Copy down all of the data underneath, exactly as shown.

--- Begin Information shown ---

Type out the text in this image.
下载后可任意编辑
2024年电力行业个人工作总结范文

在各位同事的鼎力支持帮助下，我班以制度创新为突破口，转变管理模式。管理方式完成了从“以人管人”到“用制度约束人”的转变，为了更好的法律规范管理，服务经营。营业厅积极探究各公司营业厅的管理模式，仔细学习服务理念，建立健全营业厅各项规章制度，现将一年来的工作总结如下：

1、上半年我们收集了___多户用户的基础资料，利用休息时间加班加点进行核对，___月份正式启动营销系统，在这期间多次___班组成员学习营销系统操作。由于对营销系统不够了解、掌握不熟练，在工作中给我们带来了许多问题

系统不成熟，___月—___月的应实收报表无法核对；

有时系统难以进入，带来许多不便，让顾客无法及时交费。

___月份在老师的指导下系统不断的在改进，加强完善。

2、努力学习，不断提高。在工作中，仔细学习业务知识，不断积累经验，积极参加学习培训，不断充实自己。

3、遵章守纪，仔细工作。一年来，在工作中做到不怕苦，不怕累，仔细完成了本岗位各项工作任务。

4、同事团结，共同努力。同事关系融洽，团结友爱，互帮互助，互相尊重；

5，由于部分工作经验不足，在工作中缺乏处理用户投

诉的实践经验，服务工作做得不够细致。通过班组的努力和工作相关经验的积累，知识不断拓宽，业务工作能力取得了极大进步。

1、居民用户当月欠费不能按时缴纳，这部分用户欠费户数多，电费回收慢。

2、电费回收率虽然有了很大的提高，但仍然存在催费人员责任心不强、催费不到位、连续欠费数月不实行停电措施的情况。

--- End Information shown ---

Task response »
Type out the text in this image.
下载后可任意编辑
2024年电力行业个人工作总结范文

在各位同事的鼎力支持帮助下，我班以制度创新为突破口，转变管理模式。管理方式完成了从“以人管人”到“用制度约束人”的转变，为了更好的法律规范管理，服务经营。营业厅积极探究各公司营业厅的管理模式，仔细学习服务理念，建立健全营业厅各项规章制度，现将一年来的工作总结如下：

1、上半年我们收集了___多户用户的基础资料，利用休息时间加班加点进行核对，___月份正式启动营销系统，在这期间多次___班组成员学习营销系统操作。由于对营销系统不够了解、掌握不熟练，在工作中给我们带来了许多问题

系统不成熟，___月—___月的应实收报表无法核对；

有时系统难以进入，带来许多不便，让顾客无法及时交费。

___月份在老师的指导下系统不断的在改进，加强完善。

2、努力学习，不断提高。在工作中，仔细学习业务知识，不断积累经验，积极参加学习培训，不断充实自己。

3、遵章守纪，仔细工作。一年来，在工作中做到不怕苦，不怕累，仔细完成了本岗位各项工作任务。

4、同事团结，共同努力。同事关系融洽，团结友爱，互帮互助，互相尊重；

5，由于部分工作经验不足，在工作中缺乏处理用户投

诉的实践经验，服务工作做得不够细致。通过班组的努力和工作相关经验的积累，知识不断拓宽，业务工作能力取得了极大进步。

1、居民用户当月欠费不能按时缴纳，这部分用户欠费户数多，电费回收慢。

2、电费回收率虽然有了很大的提高，但仍然存在催费人员责任心不强、催费不到位、连续欠费数月不实行停电措施的情况。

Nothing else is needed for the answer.